#### Problem requirements
Copy verbatim the span of lines beginning at the line that contains "Transcribe the text in this document." and ending with the final line of the data. Exclude pictures from the copy.

#### Dataset records
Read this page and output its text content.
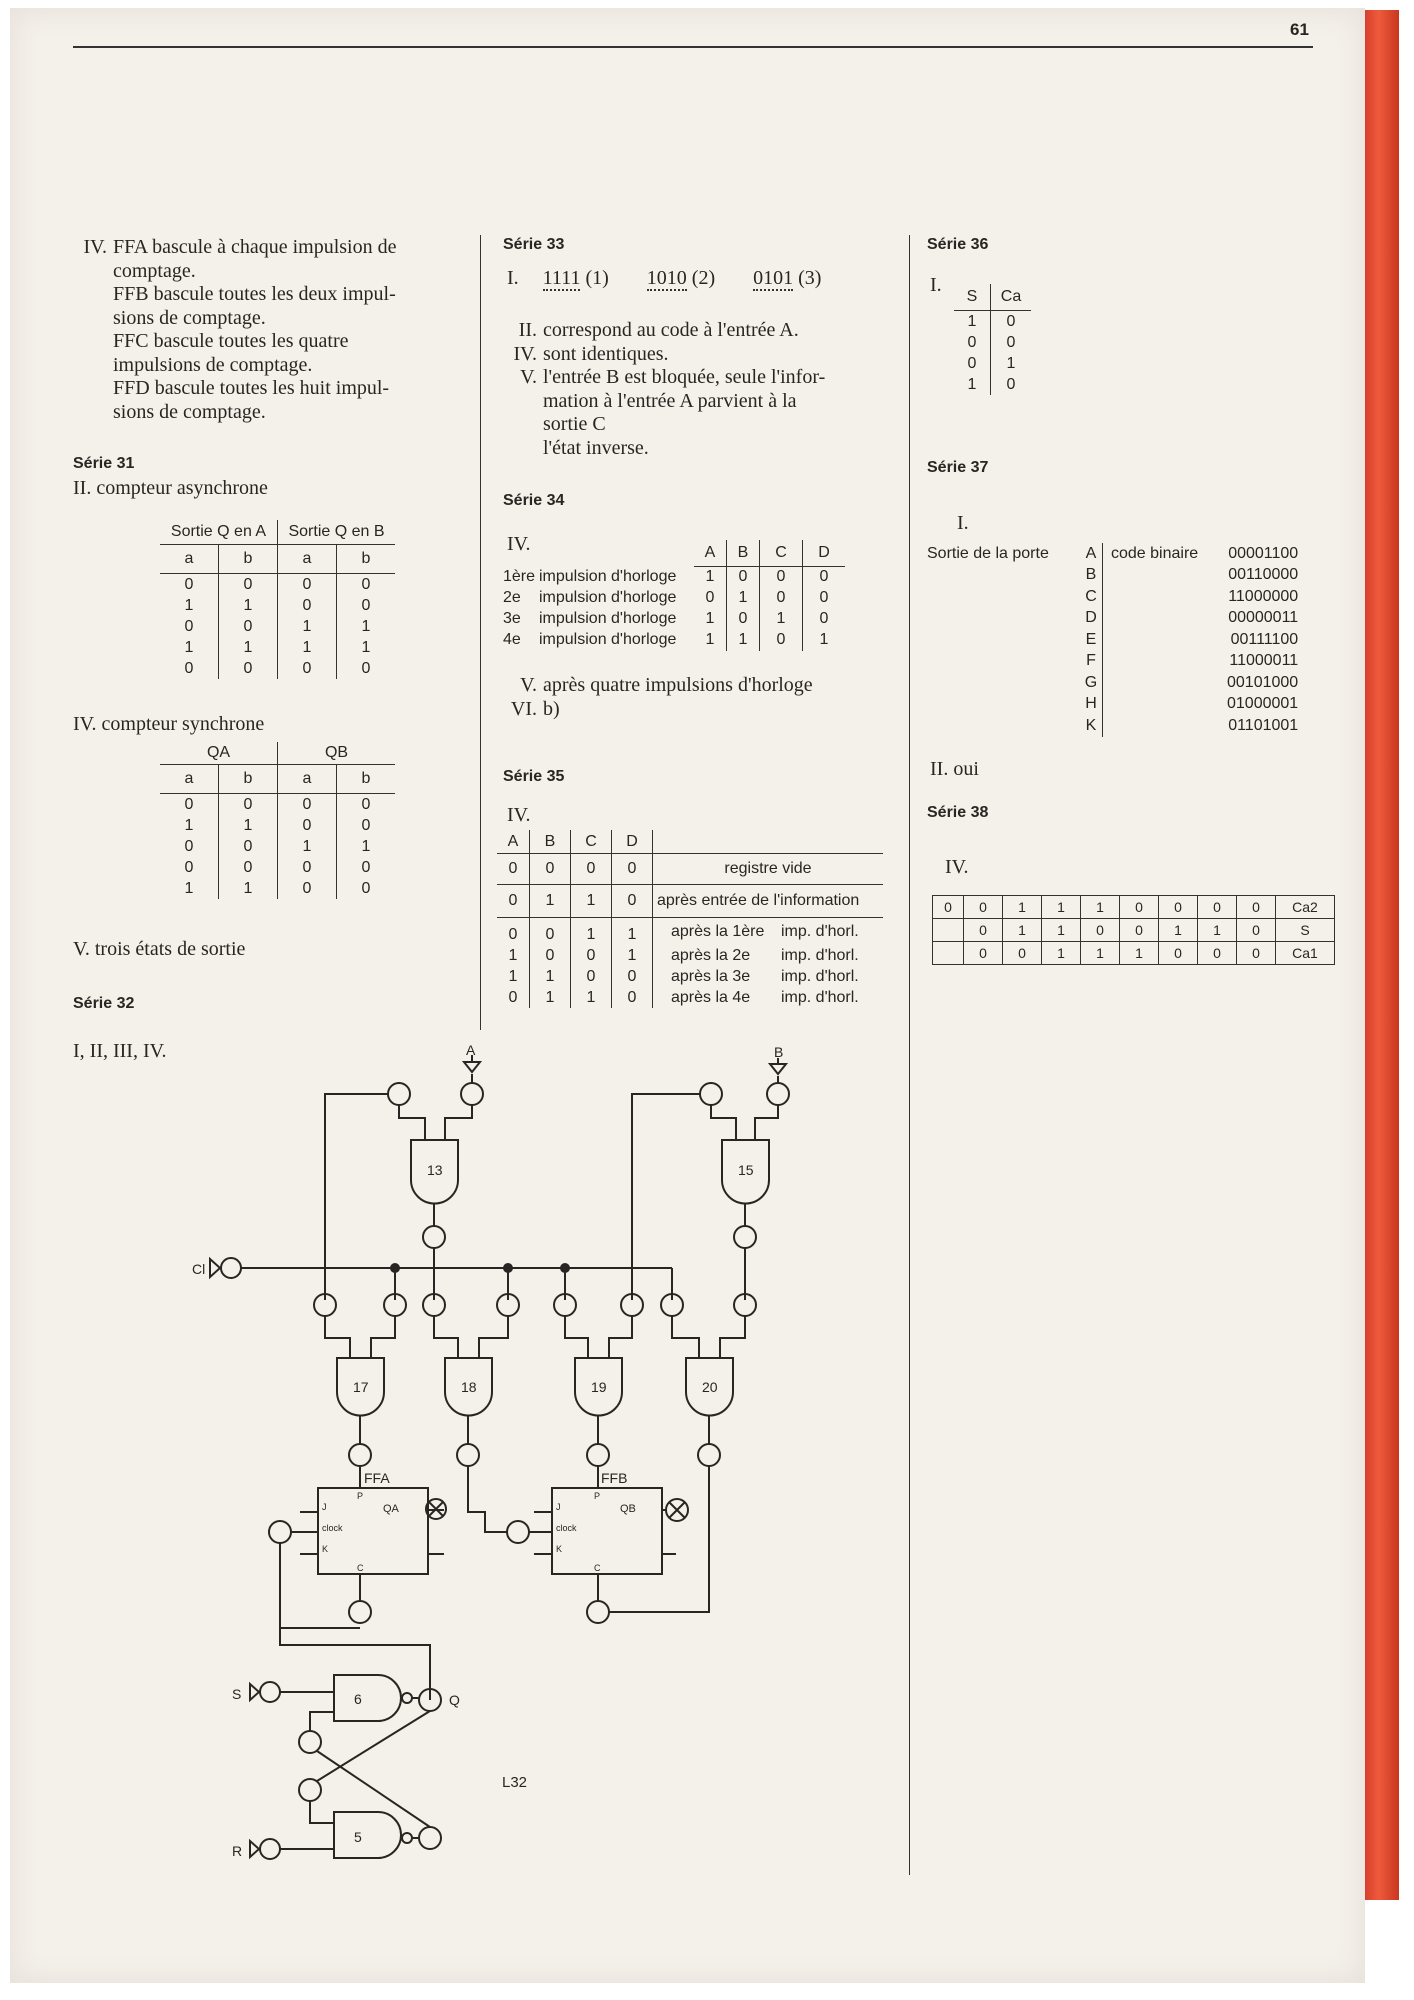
61
IV. FFA bascule à chaque impulsion de
comptage.
FFB bascule toutes les deux impul-
sions de comptage.
FFC bascule toutes les quatre
impulsions de comptage.
FFD bascule toutes les huit impul-
sions de comptage.
Série 31
II. compteur asynchrone
Sortie Q en A		Sortie Q en B	
a	b	a	b
0	0	0	0
1	1	0	0
0	0	1	1
1	1	1	1
0	0	0	0
IV. compteur synchrone
QA		QB	
a	b	a	b
0	0	0	0
1	1	0	0
0	0	1	1
0	0	0	0
1	1	0	0
V. trois états de sortie
Série 32
I, II, III, IV.
Série 33
I. 1111 (1) 1010 (2) 0101 (3)
II. correspond au code à l'entrée A.
IV. sont identiques.
V. l'entrée B est bloquée, seule l'infor-
mation à l'entrée A parvient à la
sortie C
l'état inverse.
Série 34
IV.
			A	B	C	D
1ère	impulsion d'horloge	1	0	0	0
2e	impulsion d'horloge	0	1	0	0
3e	impulsion d'horloge	1	0	1	0
4e	impulsion d'horloge	1	1	0	1
V. après quatre impulsions d'horloge
VI. b)
Série 35
IV.
A	B	C	D	
0	0	0	0	registre vide
0	1	1	0	après entrée de l'information
0	0	1	1	après la 1ère imp. d'horl.
1	0	0	1	après la 2e imp. d'horl.
1	1	0	0	après la 3e imp. d'horl.
0	1	1	0	après la 4e imp. d'horl.
Série 36
I.
S	Ca
1	0
0	0
0	1
1	0
Série 37
I.
Sortie de la porte A	code binaire	00001100
B		00110000
C		11000000
D		00000011
E		00111100
F		11000011
G		00101000
H		01000001
K		01101001
II. oui
Série 38
IV.
0	0	1	1	1	0	0	0	0	Ca2
	0	1	1	0	0	1	1	0	S
	0	0	1	1	1	0	0	0	Ca1
A	B
13	15
Cl
17	18	19	20
FFA
J
clock
K
P
C
QA
FFB
J
clock
K
P
C
QB
S	6	Q
R
5
L32
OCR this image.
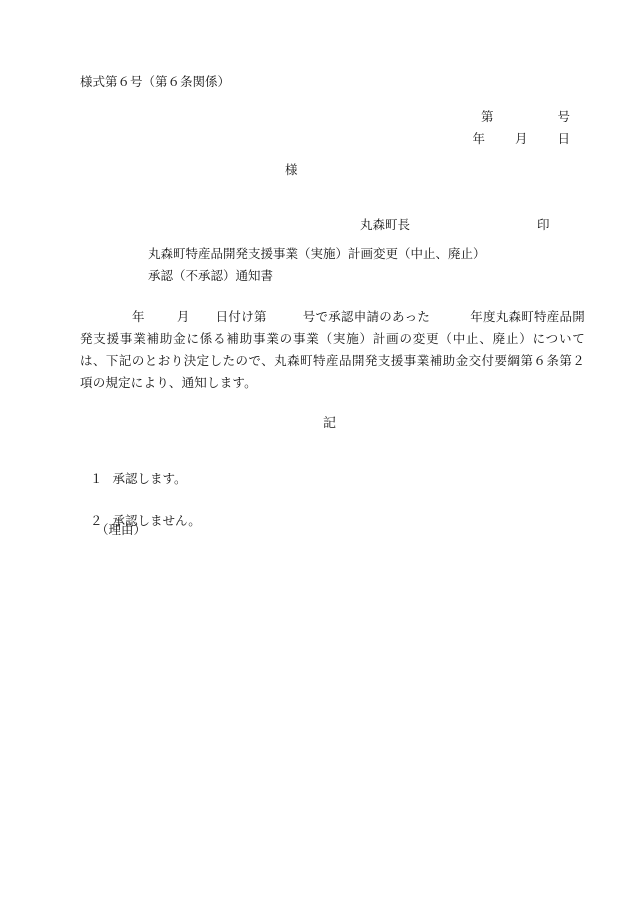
様式第６号（第６条関係）

第	号

年 月 日

様

丸森町長	印

丸森町特産品開発支援事業（実施）計画変更（中止、廃止）
承認（不承認）通知書
年	月 日付け第	号で承認申請のあった	年度丸森町特産品開発支援事業補助金に係る補助事業の事業（実施）計画の変更（中止、廃止）については、下記のとおり決定したので、丸森町特産品開発支援事業補助金交付要綱第６条第２項の規定により、通知します。
記

１ 承認します。

２ 承認しません。

（理由）
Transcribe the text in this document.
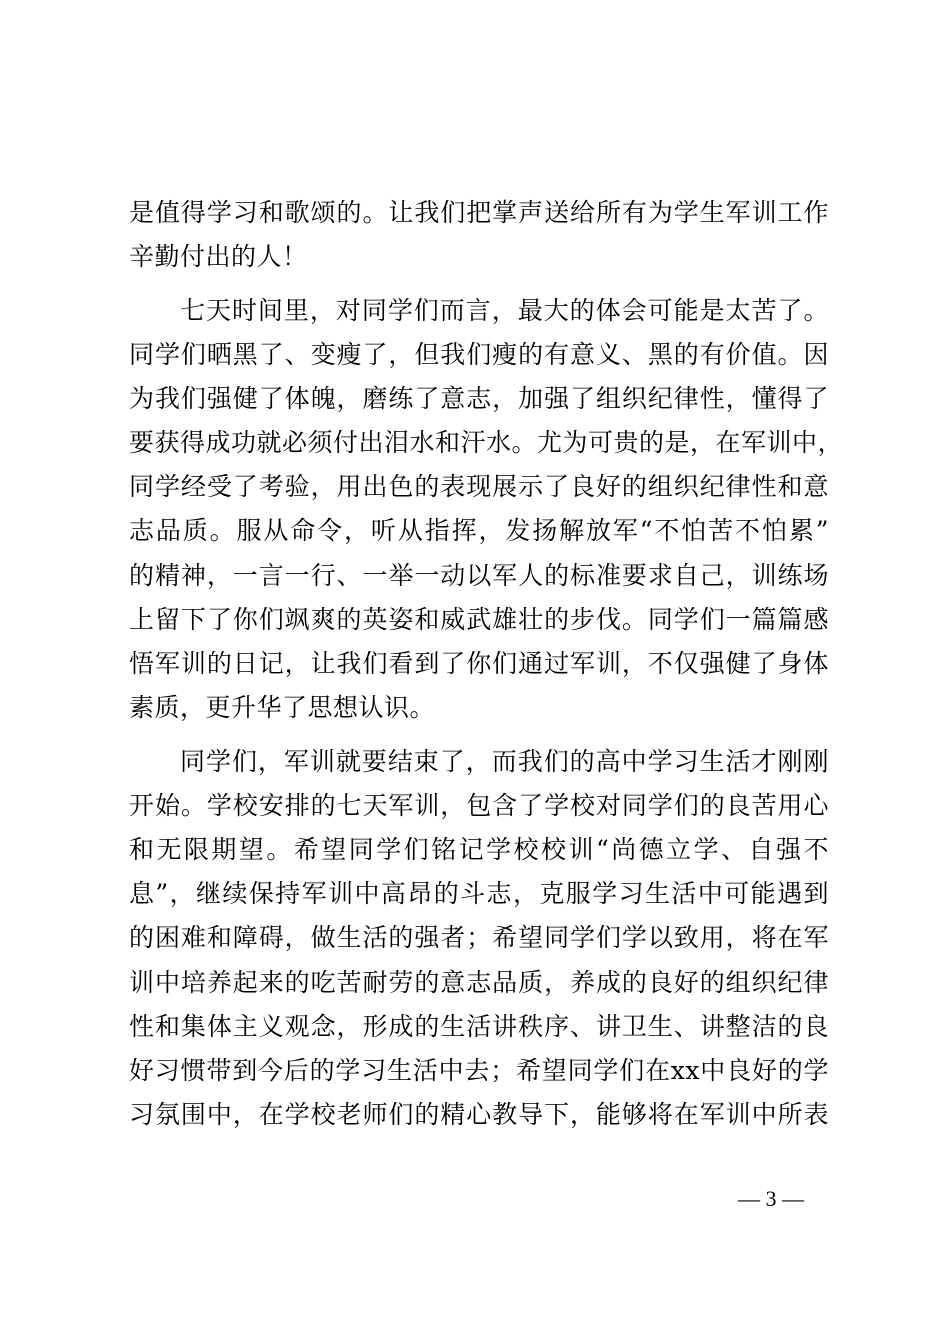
是值得学习和歌颂的。让我们把掌声送给所有为学生军训工作
辛勤付出的人！
七天时间里，对同学们而言，最大的体会可能是太苦了。
同学们晒黑了、变瘦了，但我们瘦的有意义、黑的有价值。因
为我们强健了体魄，磨练了意志，加强了组织纪律性，懂得了
要获得成功就必须付出泪水和汗水。尤为可贵的是，在军训中，
同学经受了考验，用出色的表现展示了良好的组织纪律性和意
志品质。服从命令，听从指挥，发扬解放军“不怕苦不怕累”
的精神，一言一行、一举一动以军人的标准要求自己，训练场
上留下了你们飒爽的英姿和威武雄壮的步伐。同学们一篇篇感
悟军训的日记，让我们看到了你们通过军训，不仅强健了身体
素质，更升华了思想认识。
同学们，军训就要结束了，而我们的高中学习生活才刚刚
开始。学校安排的七天军训，包含了学校对同学们的良苦用心
和无限期望。希望同学们铭记学校校训“尚德立学、自强不
息”，继续保持军训中高昂的斗志，克服学习生活中可能遇到
的困难和障碍，做生活的强者；希望同学们学以致用，将在军
训中培养起来的吃苦耐劳的意志品质，养成的良好的组织纪律
性和集体主义观念，形成的生活讲秩序、讲卫生、讲整洁的良
好习惯带到今后的学习生活中去；希望同学们在xx中良好的学
习氛围中，在学校老师们的精心教导下，能够将在军训中所表
— 3 —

#### Output
Transcribe the text in this document.
是值得学习和歌颂的。让我们把掌声送给所有为学生军训工作
辛勤付出的人！
七天时间里，对同学们而言，最大的体会可能是太苦了。
同学们晒黑了、变瘦了，但我们瘦的有意义、黑的有价值。因
为我们强健了体魄，磨练了意志，加强了组织纪律性，懂得了
要获得成功就必须付出泪水和汗水。尤为可贵的是，在军训中，
同学经受了考验，用出色的表现展示了良好的组织纪律性和意
志品质。服从命令，听从指挥，发扬解放军“不怕苦不怕累”
的精神，一言一行、一举一动以军人的标准要求自己，训练场
上留下了你们飒爽的英姿和威武雄壮的步伐。同学们一篇篇感
悟军训的日记，让我们看到了你们通过军训，不仅强健了身体
素质，更升华了思想认识。
同学们，军训就要结束了，而我们的高中学习生活才刚刚
开始。学校安排的七天军训，包含了学校对同学们的良苦用心
和无限期望。希望同学们铭记学校校训“尚德立学、自强不
息”，继续保持军训中高昂的斗志，克服学习生活中可能遇到
的困难和障碍，做生活的强者；希望同学们学以致用，将在军
训中培养起来的吃苦耐劳的意志品质，养成的良好的组织纪律
性和集体主义观念，形成的生活讲秩序、讲卫生、讲整洁的良
好习惯带到今后的学习生活中去；希望同学们在xx中良好的学
习氛围中，在学校老师们的精心教导下，能够将在军训中所表
— 3 —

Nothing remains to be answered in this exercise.